- **GOAL**: Pick out all lines with the word "content" from the records that follow.

------------------------------------------------

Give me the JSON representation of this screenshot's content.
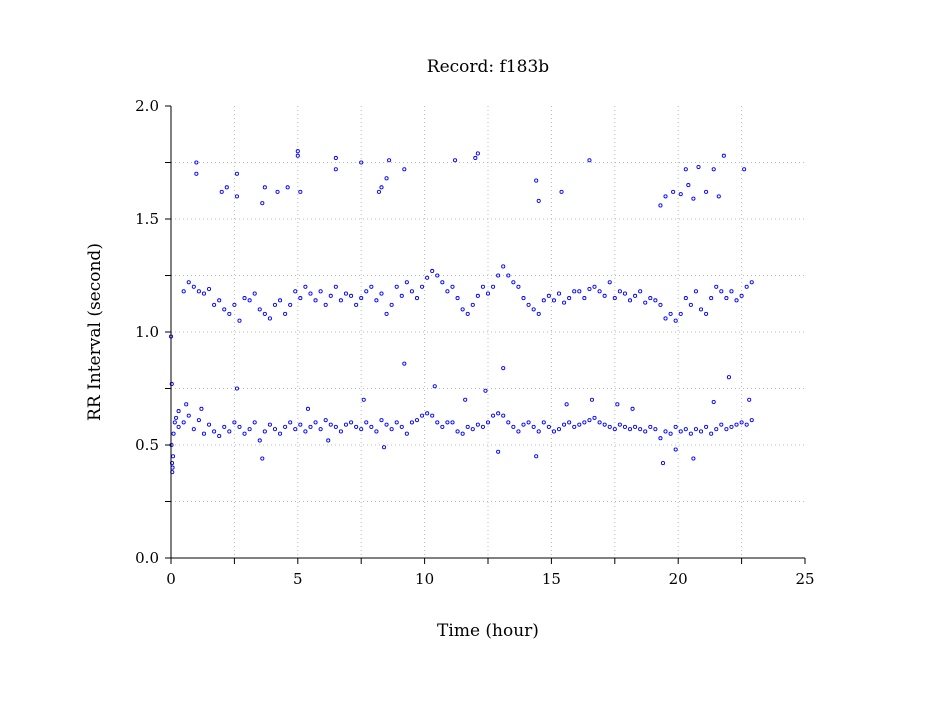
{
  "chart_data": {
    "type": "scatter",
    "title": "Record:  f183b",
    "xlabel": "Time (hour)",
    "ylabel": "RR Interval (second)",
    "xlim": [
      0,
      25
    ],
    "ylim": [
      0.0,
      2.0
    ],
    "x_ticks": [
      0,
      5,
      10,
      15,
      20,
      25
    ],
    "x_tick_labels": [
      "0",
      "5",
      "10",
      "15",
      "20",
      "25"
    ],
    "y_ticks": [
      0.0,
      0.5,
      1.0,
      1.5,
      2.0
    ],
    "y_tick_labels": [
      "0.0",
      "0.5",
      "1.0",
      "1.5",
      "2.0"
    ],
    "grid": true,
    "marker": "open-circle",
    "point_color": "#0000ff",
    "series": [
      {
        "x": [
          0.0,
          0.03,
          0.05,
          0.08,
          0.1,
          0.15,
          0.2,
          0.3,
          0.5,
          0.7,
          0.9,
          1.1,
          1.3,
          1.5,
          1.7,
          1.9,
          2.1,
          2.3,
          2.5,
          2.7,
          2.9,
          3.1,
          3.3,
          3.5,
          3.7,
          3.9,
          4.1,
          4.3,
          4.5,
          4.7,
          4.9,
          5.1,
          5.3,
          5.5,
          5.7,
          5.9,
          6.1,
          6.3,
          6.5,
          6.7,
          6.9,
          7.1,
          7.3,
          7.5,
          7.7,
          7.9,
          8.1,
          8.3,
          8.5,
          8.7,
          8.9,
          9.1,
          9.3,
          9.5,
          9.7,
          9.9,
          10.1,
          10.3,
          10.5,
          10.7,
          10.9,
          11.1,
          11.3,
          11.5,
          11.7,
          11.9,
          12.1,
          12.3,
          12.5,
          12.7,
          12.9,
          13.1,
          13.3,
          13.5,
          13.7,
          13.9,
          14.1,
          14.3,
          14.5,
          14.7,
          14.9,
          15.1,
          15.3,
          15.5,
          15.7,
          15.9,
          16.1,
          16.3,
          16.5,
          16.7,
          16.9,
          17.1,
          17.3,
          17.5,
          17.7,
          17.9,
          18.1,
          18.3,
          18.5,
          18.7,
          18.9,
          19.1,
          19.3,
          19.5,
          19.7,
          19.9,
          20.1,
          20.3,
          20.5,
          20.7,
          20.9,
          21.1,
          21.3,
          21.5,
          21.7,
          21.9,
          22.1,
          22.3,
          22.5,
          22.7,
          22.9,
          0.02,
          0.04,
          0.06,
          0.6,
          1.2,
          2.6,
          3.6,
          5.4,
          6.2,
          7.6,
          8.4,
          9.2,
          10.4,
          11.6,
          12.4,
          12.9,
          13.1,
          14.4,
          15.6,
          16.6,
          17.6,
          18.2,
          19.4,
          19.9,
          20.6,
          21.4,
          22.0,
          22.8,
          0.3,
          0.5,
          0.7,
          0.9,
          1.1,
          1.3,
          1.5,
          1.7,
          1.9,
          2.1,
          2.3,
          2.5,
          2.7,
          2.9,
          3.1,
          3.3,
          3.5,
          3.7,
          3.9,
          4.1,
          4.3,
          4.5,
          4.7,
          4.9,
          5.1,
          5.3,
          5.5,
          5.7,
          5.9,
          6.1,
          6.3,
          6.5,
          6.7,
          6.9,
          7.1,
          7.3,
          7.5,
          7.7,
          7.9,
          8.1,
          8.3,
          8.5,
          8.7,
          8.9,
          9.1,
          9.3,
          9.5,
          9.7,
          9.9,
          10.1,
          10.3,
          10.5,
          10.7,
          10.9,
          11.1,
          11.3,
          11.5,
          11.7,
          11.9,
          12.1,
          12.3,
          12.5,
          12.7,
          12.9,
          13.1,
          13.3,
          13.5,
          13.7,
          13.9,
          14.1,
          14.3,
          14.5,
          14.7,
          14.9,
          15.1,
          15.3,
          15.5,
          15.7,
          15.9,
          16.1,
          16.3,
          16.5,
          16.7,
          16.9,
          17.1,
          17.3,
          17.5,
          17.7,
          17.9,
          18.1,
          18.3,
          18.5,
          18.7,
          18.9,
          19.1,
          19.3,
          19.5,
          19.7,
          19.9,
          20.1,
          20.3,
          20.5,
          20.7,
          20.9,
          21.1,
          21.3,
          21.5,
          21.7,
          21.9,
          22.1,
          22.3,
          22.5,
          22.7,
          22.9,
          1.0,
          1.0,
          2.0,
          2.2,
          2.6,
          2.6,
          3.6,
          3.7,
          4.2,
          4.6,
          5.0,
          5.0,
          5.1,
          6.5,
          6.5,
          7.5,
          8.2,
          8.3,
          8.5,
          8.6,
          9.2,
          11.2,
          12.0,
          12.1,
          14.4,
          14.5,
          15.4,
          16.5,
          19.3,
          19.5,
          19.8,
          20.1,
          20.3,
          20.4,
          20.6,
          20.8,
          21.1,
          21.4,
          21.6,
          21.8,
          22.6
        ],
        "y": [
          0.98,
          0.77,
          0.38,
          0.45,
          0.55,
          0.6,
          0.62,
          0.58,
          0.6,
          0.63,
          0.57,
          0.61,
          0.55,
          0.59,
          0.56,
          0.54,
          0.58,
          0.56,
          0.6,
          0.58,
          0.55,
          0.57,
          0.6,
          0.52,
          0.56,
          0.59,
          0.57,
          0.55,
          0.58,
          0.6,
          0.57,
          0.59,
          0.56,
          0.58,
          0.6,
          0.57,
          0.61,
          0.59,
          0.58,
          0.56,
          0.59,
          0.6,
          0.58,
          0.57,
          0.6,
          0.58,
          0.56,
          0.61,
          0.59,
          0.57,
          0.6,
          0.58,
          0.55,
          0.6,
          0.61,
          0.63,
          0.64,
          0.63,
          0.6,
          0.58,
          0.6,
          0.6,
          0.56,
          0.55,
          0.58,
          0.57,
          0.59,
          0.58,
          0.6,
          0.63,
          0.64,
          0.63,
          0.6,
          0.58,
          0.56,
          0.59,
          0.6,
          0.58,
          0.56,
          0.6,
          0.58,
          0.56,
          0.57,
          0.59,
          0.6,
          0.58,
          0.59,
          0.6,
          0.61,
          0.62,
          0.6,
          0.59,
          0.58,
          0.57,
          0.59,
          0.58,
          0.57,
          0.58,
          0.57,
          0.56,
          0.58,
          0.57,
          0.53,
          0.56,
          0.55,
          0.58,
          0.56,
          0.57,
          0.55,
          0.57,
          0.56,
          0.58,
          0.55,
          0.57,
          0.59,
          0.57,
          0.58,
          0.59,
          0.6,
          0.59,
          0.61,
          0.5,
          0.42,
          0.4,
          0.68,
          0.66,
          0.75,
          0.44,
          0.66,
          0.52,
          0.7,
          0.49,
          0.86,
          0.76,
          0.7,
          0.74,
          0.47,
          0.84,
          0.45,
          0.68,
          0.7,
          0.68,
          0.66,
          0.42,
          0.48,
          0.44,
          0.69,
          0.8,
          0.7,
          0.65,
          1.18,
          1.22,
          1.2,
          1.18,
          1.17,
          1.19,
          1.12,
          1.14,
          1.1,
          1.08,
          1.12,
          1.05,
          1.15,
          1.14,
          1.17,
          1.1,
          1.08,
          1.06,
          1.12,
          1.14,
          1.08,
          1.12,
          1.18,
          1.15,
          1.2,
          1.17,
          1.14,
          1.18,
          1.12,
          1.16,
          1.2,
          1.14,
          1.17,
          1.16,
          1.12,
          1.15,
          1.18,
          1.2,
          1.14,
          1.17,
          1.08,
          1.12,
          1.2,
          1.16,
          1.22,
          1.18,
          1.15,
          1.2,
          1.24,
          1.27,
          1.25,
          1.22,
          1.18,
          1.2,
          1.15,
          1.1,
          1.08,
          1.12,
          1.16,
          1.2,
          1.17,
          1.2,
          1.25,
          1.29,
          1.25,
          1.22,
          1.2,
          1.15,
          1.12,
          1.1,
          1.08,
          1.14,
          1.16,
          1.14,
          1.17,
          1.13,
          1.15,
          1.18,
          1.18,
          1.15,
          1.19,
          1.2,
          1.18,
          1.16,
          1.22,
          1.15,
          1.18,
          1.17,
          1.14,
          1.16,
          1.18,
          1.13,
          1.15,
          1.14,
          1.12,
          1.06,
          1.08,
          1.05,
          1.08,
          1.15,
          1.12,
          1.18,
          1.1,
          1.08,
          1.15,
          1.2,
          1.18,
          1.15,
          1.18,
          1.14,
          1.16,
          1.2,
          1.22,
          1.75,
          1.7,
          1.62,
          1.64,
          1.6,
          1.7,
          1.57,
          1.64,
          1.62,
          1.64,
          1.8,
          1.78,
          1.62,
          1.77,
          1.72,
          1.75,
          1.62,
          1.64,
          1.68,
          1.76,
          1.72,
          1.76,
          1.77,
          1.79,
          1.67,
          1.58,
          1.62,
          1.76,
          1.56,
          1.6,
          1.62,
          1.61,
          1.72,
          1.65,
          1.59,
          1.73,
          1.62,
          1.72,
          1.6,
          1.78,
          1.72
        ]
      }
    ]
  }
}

------------------------------------------------

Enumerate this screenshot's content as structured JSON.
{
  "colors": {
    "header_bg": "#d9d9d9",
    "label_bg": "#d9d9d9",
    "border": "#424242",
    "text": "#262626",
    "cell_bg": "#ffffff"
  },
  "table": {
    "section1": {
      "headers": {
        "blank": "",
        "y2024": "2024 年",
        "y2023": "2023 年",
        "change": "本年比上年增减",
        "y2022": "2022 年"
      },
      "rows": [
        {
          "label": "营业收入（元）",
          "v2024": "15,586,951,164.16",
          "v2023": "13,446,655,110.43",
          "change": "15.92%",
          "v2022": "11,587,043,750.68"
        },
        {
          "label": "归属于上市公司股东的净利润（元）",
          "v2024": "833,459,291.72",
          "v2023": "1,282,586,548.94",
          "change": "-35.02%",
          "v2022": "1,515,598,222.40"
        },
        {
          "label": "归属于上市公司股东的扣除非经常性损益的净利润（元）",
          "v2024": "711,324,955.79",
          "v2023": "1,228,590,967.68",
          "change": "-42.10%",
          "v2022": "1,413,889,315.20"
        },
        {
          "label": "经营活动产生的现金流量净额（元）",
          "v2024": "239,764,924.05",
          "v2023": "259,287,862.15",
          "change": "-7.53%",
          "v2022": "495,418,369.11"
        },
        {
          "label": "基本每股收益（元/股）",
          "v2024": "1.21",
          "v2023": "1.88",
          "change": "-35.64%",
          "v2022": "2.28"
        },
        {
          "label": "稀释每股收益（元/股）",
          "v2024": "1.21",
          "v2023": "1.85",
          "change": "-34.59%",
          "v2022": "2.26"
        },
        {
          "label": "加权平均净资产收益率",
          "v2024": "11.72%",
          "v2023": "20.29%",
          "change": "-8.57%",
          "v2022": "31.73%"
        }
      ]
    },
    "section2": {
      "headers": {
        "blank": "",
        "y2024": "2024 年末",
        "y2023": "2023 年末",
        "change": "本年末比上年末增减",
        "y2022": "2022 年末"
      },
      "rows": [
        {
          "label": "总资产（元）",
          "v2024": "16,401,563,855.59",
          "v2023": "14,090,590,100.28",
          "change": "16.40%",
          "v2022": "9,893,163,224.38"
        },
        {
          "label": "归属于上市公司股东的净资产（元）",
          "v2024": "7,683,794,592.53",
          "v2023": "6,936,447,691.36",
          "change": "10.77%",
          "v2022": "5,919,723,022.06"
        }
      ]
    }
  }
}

------------------------------------------------

- **TASK SOLUTION**:
Give me the JSON representation of this screenshot's content.
Enumerate this screenshot's content as structured JSON.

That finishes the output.